PROBLEM STATEMENT:
Locate "What does this" in the listing below, then output the line holding it and every line after it, exactly and with nothing else.

RECORD EXTRACTS:
=-=-=

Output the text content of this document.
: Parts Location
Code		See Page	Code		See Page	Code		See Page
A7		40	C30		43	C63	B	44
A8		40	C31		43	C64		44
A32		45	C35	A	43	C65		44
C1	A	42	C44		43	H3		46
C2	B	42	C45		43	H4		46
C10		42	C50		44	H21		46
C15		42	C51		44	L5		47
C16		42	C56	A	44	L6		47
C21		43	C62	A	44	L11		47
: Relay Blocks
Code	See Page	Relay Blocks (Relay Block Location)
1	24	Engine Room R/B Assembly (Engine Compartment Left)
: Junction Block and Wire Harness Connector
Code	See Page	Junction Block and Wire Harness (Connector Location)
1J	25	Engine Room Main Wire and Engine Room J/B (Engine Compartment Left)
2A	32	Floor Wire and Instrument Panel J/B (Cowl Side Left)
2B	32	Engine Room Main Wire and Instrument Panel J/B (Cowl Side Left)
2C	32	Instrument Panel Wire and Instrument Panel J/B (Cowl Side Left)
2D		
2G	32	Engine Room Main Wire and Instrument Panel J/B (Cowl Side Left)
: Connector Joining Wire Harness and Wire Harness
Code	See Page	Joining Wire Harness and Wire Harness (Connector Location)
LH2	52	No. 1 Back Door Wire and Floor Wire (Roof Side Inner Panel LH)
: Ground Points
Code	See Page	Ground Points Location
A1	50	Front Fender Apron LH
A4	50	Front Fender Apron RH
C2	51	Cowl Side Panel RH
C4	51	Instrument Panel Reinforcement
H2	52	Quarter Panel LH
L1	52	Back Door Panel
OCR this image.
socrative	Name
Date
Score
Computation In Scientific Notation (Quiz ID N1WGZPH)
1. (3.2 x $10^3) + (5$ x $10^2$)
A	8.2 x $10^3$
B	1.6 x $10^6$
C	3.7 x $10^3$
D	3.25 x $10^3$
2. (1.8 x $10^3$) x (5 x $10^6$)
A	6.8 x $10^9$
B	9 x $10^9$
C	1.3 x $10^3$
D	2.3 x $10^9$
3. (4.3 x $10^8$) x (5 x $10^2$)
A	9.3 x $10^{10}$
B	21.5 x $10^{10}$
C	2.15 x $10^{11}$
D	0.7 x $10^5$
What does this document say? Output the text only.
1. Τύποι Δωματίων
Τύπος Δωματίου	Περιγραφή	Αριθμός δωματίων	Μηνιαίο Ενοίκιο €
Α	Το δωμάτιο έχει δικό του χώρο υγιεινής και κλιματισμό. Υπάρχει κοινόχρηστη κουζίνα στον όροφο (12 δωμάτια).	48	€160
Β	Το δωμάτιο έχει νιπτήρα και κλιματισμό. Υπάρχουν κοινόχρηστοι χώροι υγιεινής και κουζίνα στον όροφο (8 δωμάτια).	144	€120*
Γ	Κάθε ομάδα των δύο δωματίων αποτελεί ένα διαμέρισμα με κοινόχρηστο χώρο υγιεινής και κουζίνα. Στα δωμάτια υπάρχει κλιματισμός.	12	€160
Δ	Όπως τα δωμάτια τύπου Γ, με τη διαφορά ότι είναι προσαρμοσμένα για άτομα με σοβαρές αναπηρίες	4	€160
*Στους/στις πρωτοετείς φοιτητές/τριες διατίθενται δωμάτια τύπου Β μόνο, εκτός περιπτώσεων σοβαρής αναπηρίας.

=-=-=

ANSWER BELOW:
What does this document say? Output the text only.
1. Τύποι Δωματίων
Τύπος Δωματίου	Περιγραφή	Αριθμός δωματίων	Μηνιαίο Ενοίκιο €
Α	Το δωμάτιο έχει δικό του χώρο υγιεινής και κλιματισμό. Υπάρχει κοινόχρηστη κουζίνα στον όροφο (12 δωμάτια).	48	€160
Β	Το δωμάτιο έχει νιπτήρα και κλιματισμό. Υπάρχουν κοινόχρηστοι χώροι υγιεινής και κουζίνα στον όροφο (8 δωμάτια).	144	€120*
Γ	Κάθε ομάδα των δύο δωματίων αποτελεί ένα διαμέρισμα με κοινόχρηστο χώρο υγιεινής και κουζίνα. Στα δωμάτια υπάρχει κλιματισμός.	12	€160
Δ	Όπως τα δωμάτια τύπου Γ, με τη διαφορά ότι είναι προσαρμοσμένα για άτομα με σοβαρές αναπηρίες	4	€160
*Στους/στις πρωτοετείς φοιτητές/τριες διατίθενται δωμάτια τύπου Β μόνο, εκτός περιπτώσεων σοβαρής αναπηρίας.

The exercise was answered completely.